:: THE RECORDS ::
#####

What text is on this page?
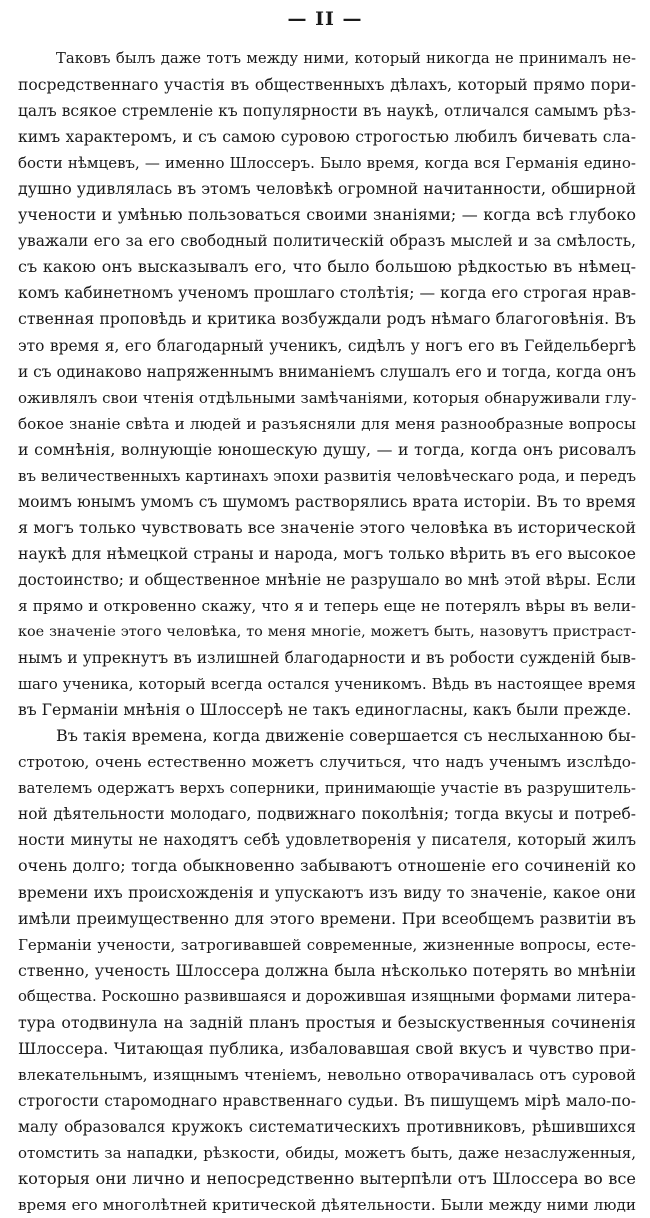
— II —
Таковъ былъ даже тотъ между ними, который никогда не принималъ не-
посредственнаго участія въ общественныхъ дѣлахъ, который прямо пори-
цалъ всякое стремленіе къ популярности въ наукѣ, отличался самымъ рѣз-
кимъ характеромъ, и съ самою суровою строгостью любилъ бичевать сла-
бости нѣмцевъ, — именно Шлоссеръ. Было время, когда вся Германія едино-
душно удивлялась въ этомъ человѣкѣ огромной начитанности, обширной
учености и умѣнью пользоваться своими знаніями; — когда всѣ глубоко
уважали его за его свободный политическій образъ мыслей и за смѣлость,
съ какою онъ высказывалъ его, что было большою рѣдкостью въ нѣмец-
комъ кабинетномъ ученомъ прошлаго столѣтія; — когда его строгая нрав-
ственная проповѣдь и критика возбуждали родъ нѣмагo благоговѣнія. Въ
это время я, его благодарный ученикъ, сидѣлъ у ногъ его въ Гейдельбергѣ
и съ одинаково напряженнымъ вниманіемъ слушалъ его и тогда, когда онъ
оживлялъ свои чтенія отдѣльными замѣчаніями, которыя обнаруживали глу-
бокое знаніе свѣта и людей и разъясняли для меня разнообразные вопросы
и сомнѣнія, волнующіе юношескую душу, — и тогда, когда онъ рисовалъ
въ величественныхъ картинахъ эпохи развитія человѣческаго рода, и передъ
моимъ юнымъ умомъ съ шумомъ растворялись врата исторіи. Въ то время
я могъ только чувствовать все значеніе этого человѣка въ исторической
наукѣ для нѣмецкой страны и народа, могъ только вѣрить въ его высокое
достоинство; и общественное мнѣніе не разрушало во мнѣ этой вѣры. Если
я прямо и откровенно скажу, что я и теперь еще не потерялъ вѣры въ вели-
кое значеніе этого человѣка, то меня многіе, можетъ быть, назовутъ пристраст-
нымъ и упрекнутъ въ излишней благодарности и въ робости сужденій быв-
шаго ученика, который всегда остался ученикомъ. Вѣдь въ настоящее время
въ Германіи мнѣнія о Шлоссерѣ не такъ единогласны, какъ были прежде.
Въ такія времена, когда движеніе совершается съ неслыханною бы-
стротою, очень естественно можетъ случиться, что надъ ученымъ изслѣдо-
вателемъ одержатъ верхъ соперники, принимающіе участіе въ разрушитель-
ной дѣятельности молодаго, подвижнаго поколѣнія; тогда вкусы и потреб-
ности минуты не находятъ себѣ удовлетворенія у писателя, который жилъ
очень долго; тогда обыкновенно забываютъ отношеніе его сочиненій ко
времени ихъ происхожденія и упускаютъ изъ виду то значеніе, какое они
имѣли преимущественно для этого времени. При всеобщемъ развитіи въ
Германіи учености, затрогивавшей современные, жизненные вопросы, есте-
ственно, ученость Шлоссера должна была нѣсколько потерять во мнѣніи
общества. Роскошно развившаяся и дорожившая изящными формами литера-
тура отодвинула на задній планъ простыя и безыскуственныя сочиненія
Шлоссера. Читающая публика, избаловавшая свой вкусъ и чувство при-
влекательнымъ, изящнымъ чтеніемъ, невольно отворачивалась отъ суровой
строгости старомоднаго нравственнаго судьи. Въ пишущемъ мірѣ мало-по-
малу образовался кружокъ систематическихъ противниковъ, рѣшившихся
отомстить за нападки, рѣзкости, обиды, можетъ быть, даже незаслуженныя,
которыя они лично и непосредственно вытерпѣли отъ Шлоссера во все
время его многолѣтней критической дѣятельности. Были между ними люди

#####

:: INSTRUCTION ::
Each entry should be repeated exactly as it appears; the pictures stay out.

:: RIGHT ANSWER ::
What text is on this page?
— II —
Таковъ былъ даже тотъ между ними, который никогда не принималъ не-
посредственнаго участія въ общественныхъ дѣлахъ, который прямо пори-
цалъ всякое стремленіе къ популярности въ наукѣ, отличался самымъ рѣз-
кимъ характеромъ, и съ самою суровою строгостью любилъ бичевать сла-
бости нѣмцевъ, — именно Шлоссеръ. Было время, когда вся Германія едино-
душно удивлялась въ этомъ человѣкѣ огромной начитанности, обширной
учености и умѣнью пользоваться своими знаніями; — когда всѣ глубоко
уважали его за его свободный политическій образъ мыслей и за смѣлость,
съ какою онъ высказывалъ его, что было большою рѣдкостью въ нѣмец-
комъ кабинетномъ ученомъ прошлаго столѣтія; — когда его строгая нрав-
ственная проповѣдь и критика возбуждали родъ нѣмагo благоговѣнія. Въ
это время я, его благодарный ученикъ, сидѣлъ у ногъ его въ Гейдельбергѣ
и съ одинаково напряженнымъ вниманіемъ слушалъ его и тогда, когда онъ
оживлялъ свои чтенія отдѣльными замѣчаніями, которыя обнаруживали глу-
бокое знаніе свѣта и людей и разъясняли для меня разнообразные вопросы
и сомнѣнія, волнующіе юношескую душу, — и тогда, когда онъ рисовалъ
въ величественныхъ картинахъ эпохи развитія человѣческаго рода, и передъ
моимъ юнымъ умомъ съ шумомъ растворялись врата исторіи. Въ то время
я могъ только чувствовать все значеніе этого человѣка въ исторической
наукѣ для нѣмецкой страны и народа, могъ только вѣрить въ его высокое
достоинство; и общественное мнѣніе не разрушало во мнѣ этой вѣры. Если
я прямо и откровенно скажу, что я и теперь еще не потерялъ вѣры въ вели-
кое значеніе этого человѣка, то меня многіе, можетъ быть, назовутъ пристраст-
нымъ и упрекнутъ въ излишней благодарности и въ робости сужденій быв-
шаго ученика, который всегда остался ученикомъ. Вѣдь въ настоящее время
въ Германіи мнѣнія о Шлоссерѣ не такъ единогласны, какъ были прежде.
Въ такія времена, когда движеніе совершается съ неслыханною бы-
стротою, очень естественно можетъ случиться, что надъ ученымъ изслѣдо-
вателемъ одержатъ верхъ соперники, принимающіе участіе въ разрушитель-
ной дѣятельности молодаго, подвижнаго поколѣнія; тогда вкусы и потреб-
ности минуты не находятъ себѣ удовлетворенія у писателя, который жилъ
очень долго; тогда обыкновенно забываютъ отношеніе его сочиненій ко
времени ихъ происхожденія и упускаютъ изъ виду то значеніе, какое они
имѣли преимущественно для этого времени. При всеобщемъ развитіи въ
Германіи учености, затрогивавшей современные, жизненные вопросы, есте-
ственно, ученость Шлоссера должна была нѣсколько потерять во мнѣніи
общества. Роскошно развившаяся и дорожившая изящными формами литера-
тура отодвинула на задній планъ простыя и безыскуственныя сочиненія
Шлоссера. Читающая публика, избаловавшая свой вкусъ и чувство при-
влекательнымъ, изящнымъ чтеніемъ, невольно отворачивалась отъ суровой
строгости старомоднаго нравственнаго судьи. Въ пишущемъ мірѣ мало-по-
малу образовался кружокъ систематическихъ противниковъ, рѣшившихся
отомстить за нападки, рѣзкости, обиды, можетъ быть, даже незаслуженныя,
которыя они лично и непосредственно вытерпѣли отъ Шлоссера во все
время его многолѣтней критической дѣятельности. Были между ними люди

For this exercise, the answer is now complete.